>> Start Records for this exercise

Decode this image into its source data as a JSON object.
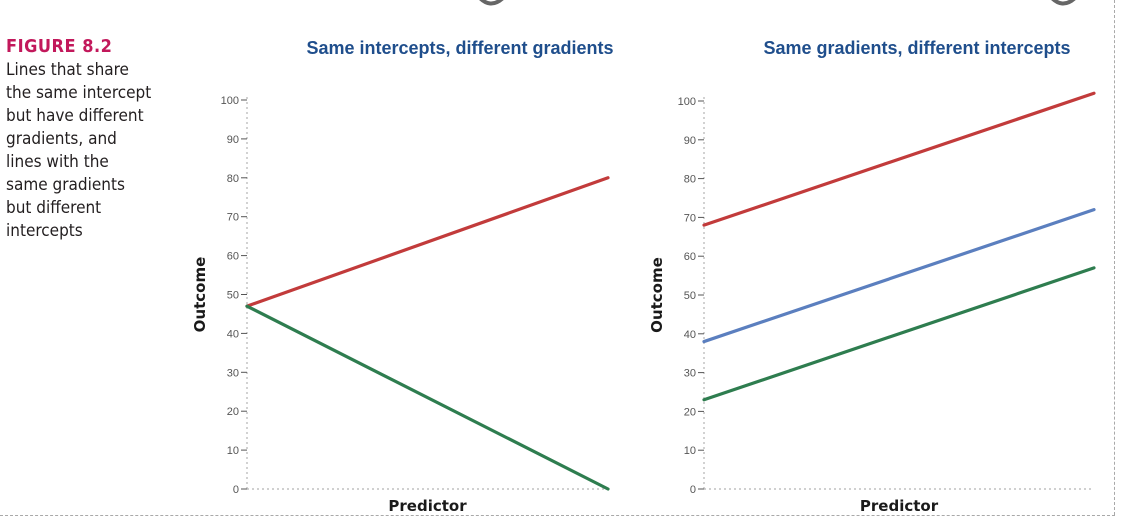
{
  "figure": {
    "label": "FIGURE 8.2",
    "caption": "Lines that share the same intercept but have different gradients, and lines with the same gradients but different intercepts"
  },
  "chart_data": [
    {
      "type": "line",
      "title": "Same intercepts, different gradients",
      "xlabel": "Predictor",
      "ylabel": "Outcome",
      "x": [
        0,
        1
      ],
      "xlim": [
        0,
        1
      ],
      "ylim": [
        0,
        100
      ],
      "yticks": [
        0,
        10,
        20,
        30,
        40,
        50,
        60,
        70,
        80,
        90,
        100
      ],
      "grid": false,
      "series": [
        {
          "color": "#c23b3b",
          "values": [
            47,
            80
          ]
        },
        {
          "color": "#2e7d4f",
          "values": [
            47,
            0
          ]
        }
      ]
    },
    {
      "type": "line",
      "title": "Same gradients, different intercepts",
      "xlabel": "Predictor",
      "ylabel": "Outcome",
      "x": [
        0,
        1
      ],
      "xlim": [
        0,
        1
      ],
      "ylim": [
        0,
        100
      ],
      "yticks": [
        0,
        10,
        20,
        30,
        40,
        50,
        60,
        70,
        80,
        90,
        100
      ],
      "grid": false,
      "series": [
        {
          "color": "#c23b3b",
          "values": [
            68,
            102
          ]
        },
        {
          "color": "#5b7fbf",
          "values": [
            38,
            72
          ]
        },
        {
          "color": "#2e7d4f",
          "values": [
            23,
            57
          ]
        }
      ]
    }
  ]
}
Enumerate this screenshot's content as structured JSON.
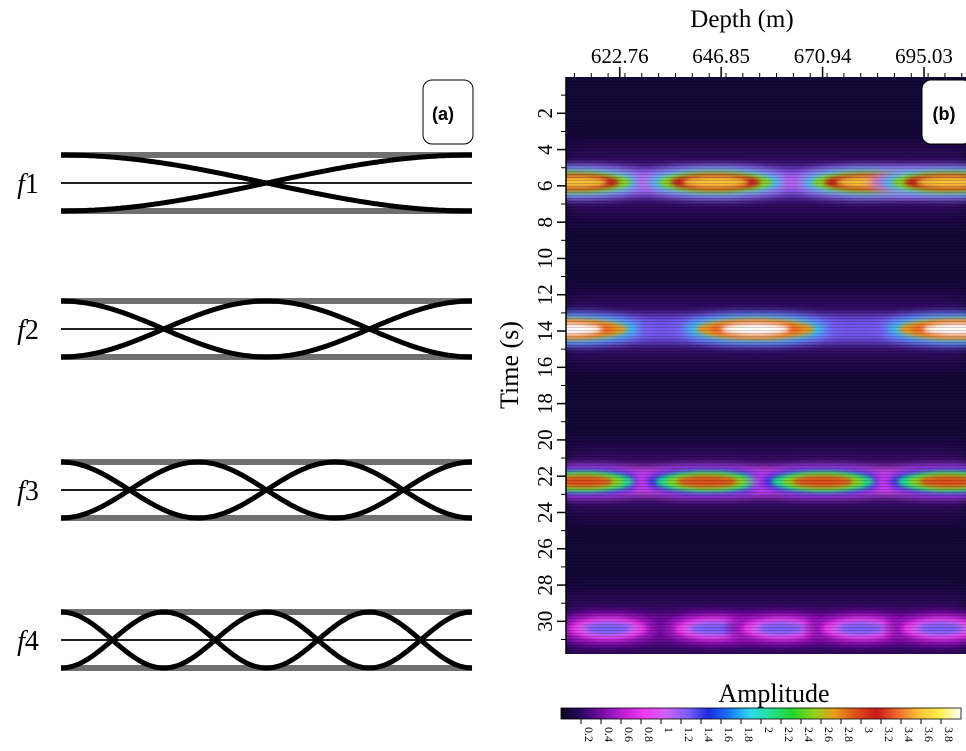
{
  "chart_data": [
    {
      "panel": "(a)",
      "type": "diagram",
      "rows": [
        {
          "label": "f1",
          "mode": 1
        },
        {
          "label": "f2",
          "mode": 2
        },
        {
          "label": "f3",
          "mode": 3
        },
        {
          "label": "f4",
          "mode": 4
        }
      ]
    },
    {
      "panel": "(b)",
      "type": "heatmap",
      "xlabel": "Depth (m)",
      "ylabel": "Time (s)",
      "x_ticks": [
        "622.76",
        "646.85",
        "670.94",
        "695.03"
      ],
      "y_ticks": [
        "2",
        "4",
        "6",
        "8",
        "10",
        "12",
        "14",
        "16",
        "18",
        "20",
        "22",
        "24",
        "26",
        "28",
        "30"
      ],
      "xlim": [
        610.0,
        705.0
      ],
      "ylim": [
        0,
        31.8
      ],
      "colorbar": {
        "title": "Amplitude",
        "ticks": [
          "0.2",
          "0.4",
          "0.6",
          "0.8",
          "1",
          "1.2",
          "1.4",
          "1.6",
          "1.8",
          "2",
          "2.2",
          "2.4",
          "2.6",
          "2.8",
          "3",
          "3.2",
          "3.4",
          "3.6",
          "3.8"
        ],
        "colors": [
          "#0a0420",
          "#2c0866",
          "#7a0fa8",
          "#c21fd8",
          "#f03cf0",
          "#d060f5",
          "#7b60ff",
          "#1e2ce0",
          "#1a78f5",
          "#2fd8f0",
          "#22e090",
          "#23d62a",
          "#8ed21a",
          "#e89a1a",
          "#e0501a",
          "#c81a1a",
          "#f26a2a",
          "#f7c33a",
          "#fff24a",
          "#ffffff"
        ]
      },
      "bands": [
        {
          "time": 5.8,
          "peak_amplitude": 3.6,
          "depths": [
            612.0,
            645.5,
            682.0,
            701.0
          ]
        },
        {
          "time": 13.9,
          "peak_amplitude": 3.9,
          "depths": [
            610.5,
            655.0,
            703.0
          ]
        },
        {
          "time": 22.3,
          "peak_amplitude": 3.0,
          "depths": [
            614.0,
            643.5,
            671.0,
            701.0
          ]
        },
        {
          "time": 30.4,
          "peak_amplitude": 1.3,
          "depths": [
            620.0,
            645.0,
            661.0,
            680.0,
            699.0
          ]
        }
      ]
    }
  ]
}
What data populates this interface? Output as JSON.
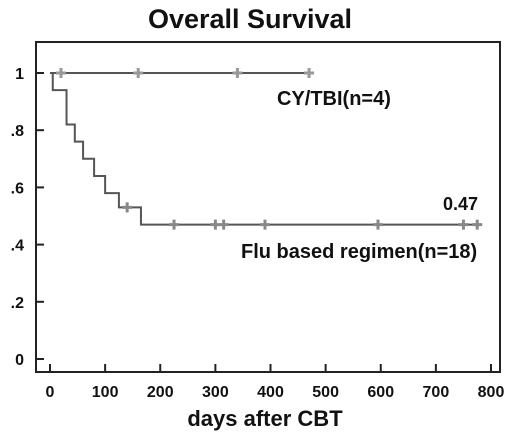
{
  "chart_data": {
    "type": "line",
    "subtype": "kaplan-meier step",
    "title": "Overall Survival",
    "xlabel": "days after CBT",
    "ylabel": "",
    "xlim": [
      0,
      800
    ],
    "ylim": [
      0,
      1
    ],
    "x_ticks": [
      0,
      100,
      200,
      300,
      400,
      500,
      600,
      700,
      800
    ],
    "y_ticks": [
      0,
      0.2,
      0.4,
      0.6,
      0.8,
      1
    ],
    "y_tick_labels": [
      "0",
      ".2",
      ".4",
      ".6",
      ".8",
      "1"
    ],
    "grid": false,
    "series": [
      {
        "name": "CY/TBI(n=4)",
        "color": "#555555",
        "censor_color": "#999999",
        "steps": [
          [
            0,
            1.0
          ],
          [
            470,
            1.0
          ]
        ],
        "censored": [
          [
            20,
            1.0
          ],
          [
            160,
            1.0
          ],
          [
            340,
            1.0
          ],
          [
            470,
            1.0
          ]
        ]
      },
      {
        "name": "Flu based regimen(n=18)",
        "color": "#555555",
        "censor_color": "#888888",
        "steps": [
          [
            0,
            1.0
          ],
          [
            5,
            0.94
          ],
          [
            30,
            0.82
          ],
          [
            45,
            0.76
          ],
          [
            60,
            0.7
          ],
          [
            80,
            0.64
          ],
          [
            100,
            0.58
          ],
          [
            125,
            0.53
          ],
          [
            165,
            0.47
          ],
          [
            775,
            0.47
          ]
        ],
        "censored": [
          [
            140,
            0.53
          ],
          [
            225,
            0.47
          ],
          [
            300,
            0.47
          ],
          [
            315,
            0.47
          ],
          [
            390,
            0.47
          ],
          [
            595,
            0.47
          ],
          [
            750,
            0.47
          ],
          [
            775,
            0.47
          ]
        ]
      }
    ],
    "annotations": [
      {
        "text": "0.47"
      }
    ]
  }
}
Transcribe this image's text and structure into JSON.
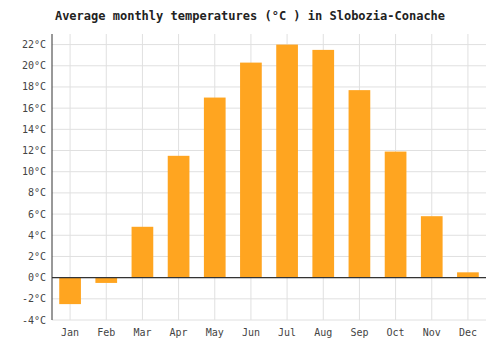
{
  "chart_data": {
    "type": "bar",
    "title": "Average monthly temperatures (°C ) in Slobozia-Conache",
    "categories": [
      "Jan",
      "Feb",
      "Mar",
      "Apr",
      "May",
      "Jun",
      "Jul",
      "Aug",
      "Sep",
      "Oct",
      "Nov",
      "Dec"
    ],
    "values": [
      -2.5,
      -0.5,
      4.8,
      11.5,
      17.0,
      20.3,
      22.0,
      21.5,
      17.7,
      11.9,
      5.8,
      0.5
    ],
    "color": "#FFA520",
    "ylim": [
      -4,
      23
    ],
    "yticks": [
      {
        "value": -4,
        "label": "-4°C"
      },
      {
        "value": -2,
        "label": "-2°C"
      },
      {
        "value": 0,
        "label": "0°C"
      },
      {
        "value": 2,
        "label": "2°C"
      },
      {
        "value": 4,
        "label": "4°C"
      },
      {
        "value": 6,
        "label": "6°C"
      },
      {
        "value": 8,
        "label": "8°C"
      },
      {
        "value": 10,
        "label": "10°C"
      },
      {
        "value": 12,
        "label": "12°C"
      },
      {
        "value": 14,
        "label": "14°C"
      },
      {
        "value": 16,
        "label": "16°C"
      },
      {
        "value": 18,
        "label": "18°C"
      },
      {
        "value": 20,
        "label": "20°C"
      },
      {
        "value": 22,
        "label": "22°C"
      }
    ],
    "grid": true
  }
}
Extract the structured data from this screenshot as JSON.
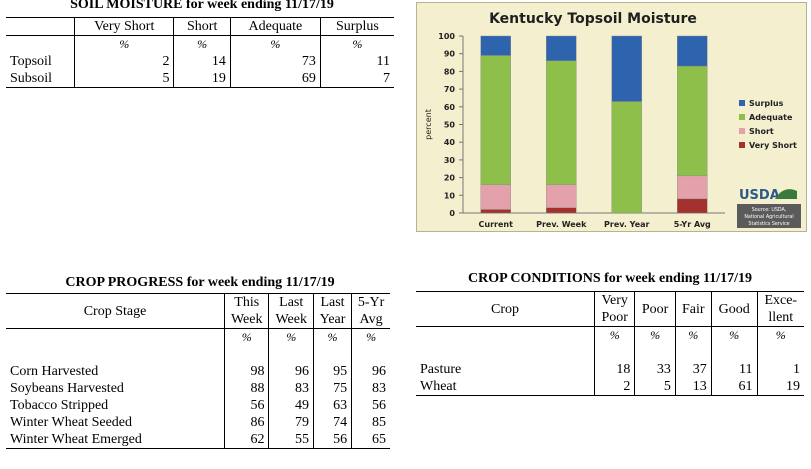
{
  "soil_moisture": {
    "title": "SOIL MOISTURE for week ending 11/17/19",
    "columns": [
      "Very Short",
      "Short",
      "Adequate",
      "Surplus"
    ],
    "units": [
      "%",
      "%",
      "%",
      "%"
    ],
    "rows": [
      {
        "label": "Topsoil",
        "values": [
          "2",
          "14",
          "73",
          "11"
        ]
      },
      {
        "label": "Subsoil",
        "values": [
          "5",
          "19",
          "69",
          "7"
        ]
      }
    ]
  },
  "crop_progress": {
    "title": "CROP PROGRESS for week ending 11/17/19",
    "stage_header": "Crop Stage",
    "columns": [
      [
        "This",
        "Week"
      ],
      [
        "Last",
        "Week"
      ],
      [
        "Last",
        "Year"
      ],
      [
        "5-Yr",
        "Avg"
      ]
    ],
    "units": [
      "%",
      "%",
      "%",
      "%"
    ],
    "rows": [
      {
        "label": "Corn Harvested",
        "values": [
          "98",
          "96",
          "95",
          "96"
        ]
      },
      {
        "label": "Soybeans Harvested",
        "values": [
          "88",
          "83",
          "75",
          "83"
        ]
      },
      {
        "label": "Tobacco Stripped",
        "values": [
          "56",
          "49",
          "63",
          "56"
        ]
      },
      {
        "label": "Winter Wheat Seeded",
        "values": [
          "86",
          "79",
          "74",
          "85"
        ]
      },
      {
        "label": "Winter Wheat Emerged",
        "values": [
          "62",
          "55",
          "56",
          "65"
        ]
      }
    ]
  },
  "crop_conditions": {
    "title": "CROP CONDITIONS for week ending 11/17/19",
    "crop_header": "Crop",
    "columns": [
      [
        "Very",
        "Poor"
      ],
      [
        "Poor",
        ""
      ],
      [
        "Fair",
        ""
      ],
      [
        "Good",
        ""
      ],
      [
        "Exce-",
        "llent"
      ]
    ],
    "units": [
      "%",
      "%",
      "%",
      "%",
      "%"
    ],
    "rows": [
      {
        "label": "Pasture",
        "values": [
          "18",
          "33",
          "37",
          "11",
          "1"
        ]
      },
      {
        "label": "Wheat",
        "values": [
          "2",
          "5",
          "13",
          "61",
          "19"
        ]
      }
    ]
  },
  "chart_data": {
    "type": "bar",
    "stacked": true,
    "title": "Kentucky Topsoil Moisture",
    "ylabel": "percent",
    "xlabel": "",
    "ylim": [
      0,
      100
    ],
    "yticks": [
      0,
      10,
      20,
      30,
      40,
      50,
      60,
      70,
      80,
      90,
      100
    ],
    "grid": false,
    "legend_position": "right",
    "categories": [
      "Current",
      "Prev. Week",
      "Prev. Year",
      "5-Yr Avg"
    ],
    "series": [
      {
        "name": "Very Short",
        "color": "#a4312e",
        "values": [
          2,
          3,
          0,
          8
        ]
      },
      {
        "name": "Short",
        "color": "#e3a2ab",
        "values": [
          14,
          13,
          0,
          13
        ]
      },
      {
        "name": "Adequate",
        "color": "#8dbf4a",
        "values": [
          73,
          70,
          63,
          62
        ]
      },
      {
        "name": "Surplus",
        "color": "#2e63ad",
        "values": [
          11,
          14,
          37,
          17
        ]
      }
    ],
    "legend_order": [
      "Surplus",
      "Adequate",
      "Short",
      "Very Short"
    ],
    "logo_text": "USDA",
    "source_note": [
      "Source: USDA,",
      "National Agricultural",
      "Statistics Service"
    ]
  }
}
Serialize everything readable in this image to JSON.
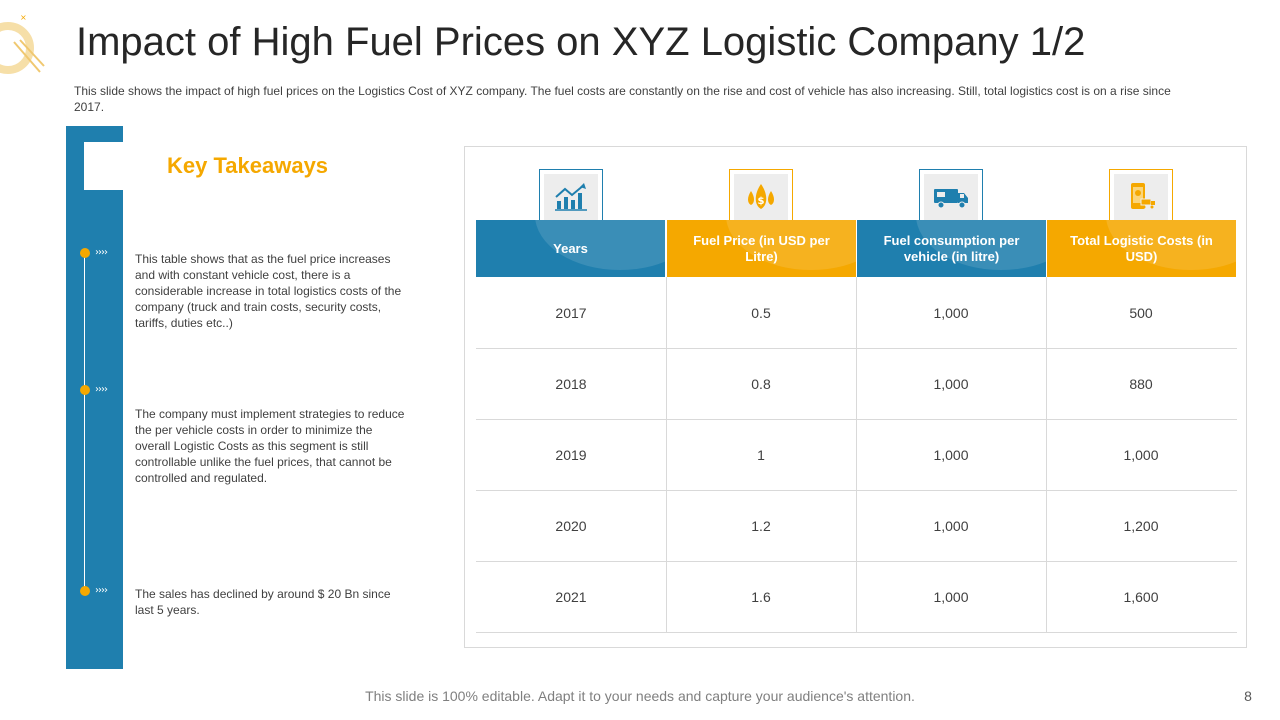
{
  "slide": {
    "title": "Impact of High Fuel Prices on XYZ Logistic Company 1/2",
    "subtitle": "This slide shows the impact of high fuel prices on the Logistics Cost of XYZ company. The fuel costs are constantly on the rise and cost of vehicle has also increasing. Still, total logistics cost is on a rise since 2017.",
    "footer": "This slide is 100% editable. Adapt it to your needs and capture your audience's attention.",
    "page_number": "8"
  },
  "takeaways": {
    "heading": "Key Takeaways",
    "arrow_glyph": "››››",
    "points": [
      "This table shows that as the fuel price increases and with constant vehicle cost, there is a considerable increase in total logistics costs of the company (truck and train costs, security costs, tariffs, duties etc..)",
      "The company must implement strategies to reduce the per vehicle costs in order to minimize the overall Logistic Costs as this segment is still controllable unlike the fuel prices, that cannot be controlled and regulated.",
      "The sales has declined by around $ 20 Bn since last 5 years."
    ]
  },
  "table": {
    "headers": [
      {
        "label": "Years",
        "icon": "growth-chart-icon"
      },
      {
        "label": "Fuel Price (in USD per Litre)",
        "icon": "fuel-drops-icon"
      },
      {
        "label": "Fuel consumption per vehicle (in litre)",
        "icon": "truck-icon"
      },
      {
        "label": "Total Logistic Costs (in USD)",
        "icon": "mobile-delivery-icon"
      }
    ],
    "rows": [
      {
        "year": "2017",
        "fuel_price": "0.5",
        "consumption": "1,000",
        "total": "500"
      },
      {
        "year": "2018",
        "fuel_price": "0.8",
        "consumption": "1,000",
        "total": "880"
      },
      {
        "year": "2019",
        "fuel_price": "1",
        "consumption": "1,000",
        "total": "1,000"
      },
      {
        "year": "2020",
        "fuel_price": "1.2",
        "consumption": "1,000",
        "total": "1,200"
      },
      {
        "year": "2021",
        "fuel_price": "1.6",
        "consumption": "1,000",
        "total": "1,600"
      }
    ]
  },
  "colors": {
    "accent_blue": "#1f7fae",
    "accent_orange": "#f5a800"
  }
}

>> End Records for this exercise

== Exercise goal ==
Of the lines in the entries, how many include the word "name"? State only the number.

== Result of this exercise ==
6